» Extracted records
========
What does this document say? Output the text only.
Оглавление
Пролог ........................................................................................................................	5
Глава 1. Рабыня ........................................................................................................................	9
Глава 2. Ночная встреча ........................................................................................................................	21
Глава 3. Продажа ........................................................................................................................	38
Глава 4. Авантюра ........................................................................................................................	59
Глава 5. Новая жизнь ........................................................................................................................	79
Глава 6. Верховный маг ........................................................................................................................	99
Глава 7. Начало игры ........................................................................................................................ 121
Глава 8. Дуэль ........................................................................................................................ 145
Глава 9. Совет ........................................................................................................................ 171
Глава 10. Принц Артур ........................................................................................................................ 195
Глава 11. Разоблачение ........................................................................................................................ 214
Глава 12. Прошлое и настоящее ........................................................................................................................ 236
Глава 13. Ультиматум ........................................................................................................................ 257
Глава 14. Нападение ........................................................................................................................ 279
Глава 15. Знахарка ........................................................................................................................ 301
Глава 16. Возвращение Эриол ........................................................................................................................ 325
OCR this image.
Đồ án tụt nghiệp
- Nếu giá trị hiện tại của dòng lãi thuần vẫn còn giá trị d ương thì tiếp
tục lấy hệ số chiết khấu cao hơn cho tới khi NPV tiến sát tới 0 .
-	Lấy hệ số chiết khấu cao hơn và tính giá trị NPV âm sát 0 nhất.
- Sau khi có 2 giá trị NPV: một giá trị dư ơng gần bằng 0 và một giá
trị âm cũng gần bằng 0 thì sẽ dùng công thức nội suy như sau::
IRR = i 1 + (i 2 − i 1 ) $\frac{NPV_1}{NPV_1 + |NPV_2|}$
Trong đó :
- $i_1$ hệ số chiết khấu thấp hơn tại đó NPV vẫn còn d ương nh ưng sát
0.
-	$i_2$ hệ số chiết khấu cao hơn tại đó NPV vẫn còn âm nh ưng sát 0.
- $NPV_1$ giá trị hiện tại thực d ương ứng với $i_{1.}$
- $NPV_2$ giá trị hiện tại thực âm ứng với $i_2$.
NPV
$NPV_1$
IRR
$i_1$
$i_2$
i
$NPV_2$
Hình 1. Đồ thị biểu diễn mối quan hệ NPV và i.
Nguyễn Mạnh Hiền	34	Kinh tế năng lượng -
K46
========
» Your goal
Please output the entire listing exactly as it stands.

» Expected answer
What does this document say? Output the text only.
Оглавление
Пролог ........................................................................................................................	5
Глава 1. Рабыня ........................................................................................................................	9
Глава 2. Ночная встреча ........................................................................................................................	21
Глава 3. Продажа ........................................................................................................................	38
Глава 4. Авантюра ........................................................................................................................	59
Глава 5. Новая жизнь ........................................................................................................................	79
Глава 6. Верховный маг ........................................................................................................................	99
Глава 7. Начало игры ........................................................................................................................ 121
Глава 8. Дуэль ........................................................................................................................ 145
Глава 9. Совет ........................................................................................................................ 171
Глава 10. Принц Артур ........................................................................................................................ 195
Глава 11. Разоблачение ........................................................................................................................ 214
Глава 12. Прошлое и настоящее ........................................................................................................................ 236
Глава 13. Ультиматум ........................................................................................................................ 257
Глава 14. Нападение ........................................................................................................................ 279
Глава 15. Знахарка ........................................................................................................................ 301
Глава 16. Возвращение Эриол ........................................................................................................................ 325
OCR this image.
Đồ án tụt nghiệp
- Nếu giá trị hiện tại của dòng lãi thuần vẫn còn giá trị d ương thì tiếp
tục lấy hệ số chiết khấu cao hơn cho tới khi NPV tiến sát tới 0 .
-	Lấy hệ số chiết khấu cao hơn và tính giá trị NPV âm sát 0 nhất.
- Sau khi có 2 giá trị NPV: một giá trị dư ơng gần bằng 0 và một giá
trị âm cũng gần bằng 0 thì sẽ dùng công thức nội suy như sau::
IRR = i 1 + (i 2 − i 1 ) $\frac{NPV_1}{NPV_1 + |NPV_2|}$
Trong đó :
- $i_1$ hệ số chiết khấu thấp hơn tại đó NPV vẫn còn d ương nh ưng sát
0.
-	$i_2$ hệ số chiết khấu cao hơn tại đó NPV vẫn còn âm nh ưng sát 0.
- $NPV_1$ giá trị hiện tại thực d ương ứng với $i_{1.}$
- $NPV_2$ giá trị hiện tại thực âm ứng với $i_2$.
NPV
$NPV_1$
IRR
$i_1$
$i_2$
i
$NPV_2$
Hình 1. Đồ thị biểu diễn mối quan hệ NPV và i.
Nguyễn Mạnh Hiền	34	Kinh tế năng lượng -
K46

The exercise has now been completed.